What to do
Copy out, unchanged, the records from their first line through the line containing "646, 1664, 660]", and nothing else.
-- START OF Source records --
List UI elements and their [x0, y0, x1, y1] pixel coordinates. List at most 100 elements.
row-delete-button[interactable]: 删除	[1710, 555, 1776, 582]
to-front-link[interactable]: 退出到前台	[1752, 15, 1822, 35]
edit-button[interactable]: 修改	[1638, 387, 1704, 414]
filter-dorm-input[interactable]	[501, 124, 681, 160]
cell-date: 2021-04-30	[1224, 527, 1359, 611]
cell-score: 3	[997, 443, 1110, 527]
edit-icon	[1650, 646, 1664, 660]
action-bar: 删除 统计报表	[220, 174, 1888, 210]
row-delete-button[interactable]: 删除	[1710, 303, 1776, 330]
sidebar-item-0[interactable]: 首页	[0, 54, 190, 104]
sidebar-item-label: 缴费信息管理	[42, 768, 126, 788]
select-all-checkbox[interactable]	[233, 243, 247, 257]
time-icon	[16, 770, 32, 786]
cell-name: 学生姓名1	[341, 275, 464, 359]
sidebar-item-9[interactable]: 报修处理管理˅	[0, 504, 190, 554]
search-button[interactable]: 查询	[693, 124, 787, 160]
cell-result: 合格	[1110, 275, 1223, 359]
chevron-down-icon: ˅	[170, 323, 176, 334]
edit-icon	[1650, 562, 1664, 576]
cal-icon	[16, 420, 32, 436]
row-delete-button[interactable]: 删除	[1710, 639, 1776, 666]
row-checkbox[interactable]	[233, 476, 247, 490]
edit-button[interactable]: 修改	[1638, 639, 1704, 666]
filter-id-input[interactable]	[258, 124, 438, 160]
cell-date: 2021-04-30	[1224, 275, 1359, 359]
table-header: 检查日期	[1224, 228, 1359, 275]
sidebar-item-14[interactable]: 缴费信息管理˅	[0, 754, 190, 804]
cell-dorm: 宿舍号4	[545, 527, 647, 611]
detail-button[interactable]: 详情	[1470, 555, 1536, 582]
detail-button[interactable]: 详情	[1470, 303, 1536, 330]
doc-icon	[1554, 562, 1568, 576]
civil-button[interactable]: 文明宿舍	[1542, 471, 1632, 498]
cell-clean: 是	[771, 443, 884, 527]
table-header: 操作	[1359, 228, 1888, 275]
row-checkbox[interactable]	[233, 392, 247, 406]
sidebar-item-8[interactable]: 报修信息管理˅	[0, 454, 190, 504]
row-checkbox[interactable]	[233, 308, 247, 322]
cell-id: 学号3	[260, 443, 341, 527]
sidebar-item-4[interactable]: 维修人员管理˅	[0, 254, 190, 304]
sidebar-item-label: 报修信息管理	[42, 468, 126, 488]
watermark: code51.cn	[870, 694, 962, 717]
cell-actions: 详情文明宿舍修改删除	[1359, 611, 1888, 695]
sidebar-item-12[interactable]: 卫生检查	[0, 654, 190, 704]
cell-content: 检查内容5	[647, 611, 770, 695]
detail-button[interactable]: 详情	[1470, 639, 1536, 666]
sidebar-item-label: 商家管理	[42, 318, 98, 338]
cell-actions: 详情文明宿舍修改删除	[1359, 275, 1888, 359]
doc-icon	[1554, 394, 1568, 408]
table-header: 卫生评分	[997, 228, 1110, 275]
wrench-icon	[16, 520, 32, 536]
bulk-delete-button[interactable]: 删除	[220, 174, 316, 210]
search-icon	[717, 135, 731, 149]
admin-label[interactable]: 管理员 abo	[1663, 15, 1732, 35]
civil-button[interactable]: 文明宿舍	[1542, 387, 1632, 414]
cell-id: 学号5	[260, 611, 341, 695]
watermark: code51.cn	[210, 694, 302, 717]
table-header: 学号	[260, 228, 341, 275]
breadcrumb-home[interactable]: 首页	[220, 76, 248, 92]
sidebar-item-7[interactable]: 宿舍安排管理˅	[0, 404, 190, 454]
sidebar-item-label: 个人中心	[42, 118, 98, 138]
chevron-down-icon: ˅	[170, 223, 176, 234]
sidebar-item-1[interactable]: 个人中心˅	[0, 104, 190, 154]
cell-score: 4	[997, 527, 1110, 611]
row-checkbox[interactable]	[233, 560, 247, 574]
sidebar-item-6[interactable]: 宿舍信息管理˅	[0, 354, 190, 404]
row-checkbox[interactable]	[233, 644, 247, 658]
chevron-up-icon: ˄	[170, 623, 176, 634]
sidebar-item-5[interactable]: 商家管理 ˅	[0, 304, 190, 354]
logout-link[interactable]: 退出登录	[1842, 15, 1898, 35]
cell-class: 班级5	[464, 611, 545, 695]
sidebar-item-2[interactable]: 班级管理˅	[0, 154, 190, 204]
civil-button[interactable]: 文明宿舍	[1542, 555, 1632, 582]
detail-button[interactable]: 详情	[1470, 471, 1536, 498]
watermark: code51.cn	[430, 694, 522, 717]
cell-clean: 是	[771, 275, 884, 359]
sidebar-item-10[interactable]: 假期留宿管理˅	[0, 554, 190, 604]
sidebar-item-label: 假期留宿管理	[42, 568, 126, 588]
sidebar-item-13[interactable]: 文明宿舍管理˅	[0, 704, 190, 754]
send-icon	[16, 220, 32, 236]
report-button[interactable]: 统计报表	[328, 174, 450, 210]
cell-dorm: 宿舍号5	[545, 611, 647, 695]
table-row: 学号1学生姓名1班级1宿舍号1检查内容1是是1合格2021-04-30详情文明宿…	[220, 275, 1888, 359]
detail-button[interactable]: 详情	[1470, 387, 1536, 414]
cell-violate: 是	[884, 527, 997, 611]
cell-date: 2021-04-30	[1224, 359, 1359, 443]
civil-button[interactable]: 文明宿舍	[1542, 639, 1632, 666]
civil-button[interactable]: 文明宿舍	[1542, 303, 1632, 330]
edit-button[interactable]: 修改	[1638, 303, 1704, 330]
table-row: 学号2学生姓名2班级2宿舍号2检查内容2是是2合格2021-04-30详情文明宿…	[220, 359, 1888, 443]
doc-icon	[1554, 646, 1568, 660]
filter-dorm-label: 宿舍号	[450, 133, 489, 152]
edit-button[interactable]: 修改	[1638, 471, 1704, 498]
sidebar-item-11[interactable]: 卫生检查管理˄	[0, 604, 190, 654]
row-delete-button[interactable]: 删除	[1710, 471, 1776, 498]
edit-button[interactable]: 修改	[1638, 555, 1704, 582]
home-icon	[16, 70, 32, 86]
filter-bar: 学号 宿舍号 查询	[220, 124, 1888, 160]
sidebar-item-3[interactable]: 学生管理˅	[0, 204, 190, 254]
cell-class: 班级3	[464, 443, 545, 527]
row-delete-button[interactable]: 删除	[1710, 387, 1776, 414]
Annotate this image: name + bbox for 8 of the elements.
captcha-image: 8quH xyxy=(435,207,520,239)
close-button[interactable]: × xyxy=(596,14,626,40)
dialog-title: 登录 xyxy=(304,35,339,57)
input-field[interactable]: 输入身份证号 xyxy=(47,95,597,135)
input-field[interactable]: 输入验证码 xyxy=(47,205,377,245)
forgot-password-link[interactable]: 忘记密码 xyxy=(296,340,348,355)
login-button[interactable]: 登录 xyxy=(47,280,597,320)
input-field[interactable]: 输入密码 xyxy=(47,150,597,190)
-- END OF Source records --
Written answer
List UI elements and their [x0, y0, x1, y1] pixel coordinates. List at most 100 elements.
row-delete-button[interactable]: 删除	[1710, 555, 1776, 582]
to-front-link[interactable]: 退出到前台	[1752, 15, 1822, 35]
edit-button[interactable]: 修改	[1638, 387, 1704, 414]
filter-dorm-input[interactable]	[501, 124, 681, 160]
cell-date: 2021-04-30	[1224, 527, 1359, 611]
cell-score: 3	[997, 443, 1110, 527]
edit-icon	[1650, 646, 1664, 660]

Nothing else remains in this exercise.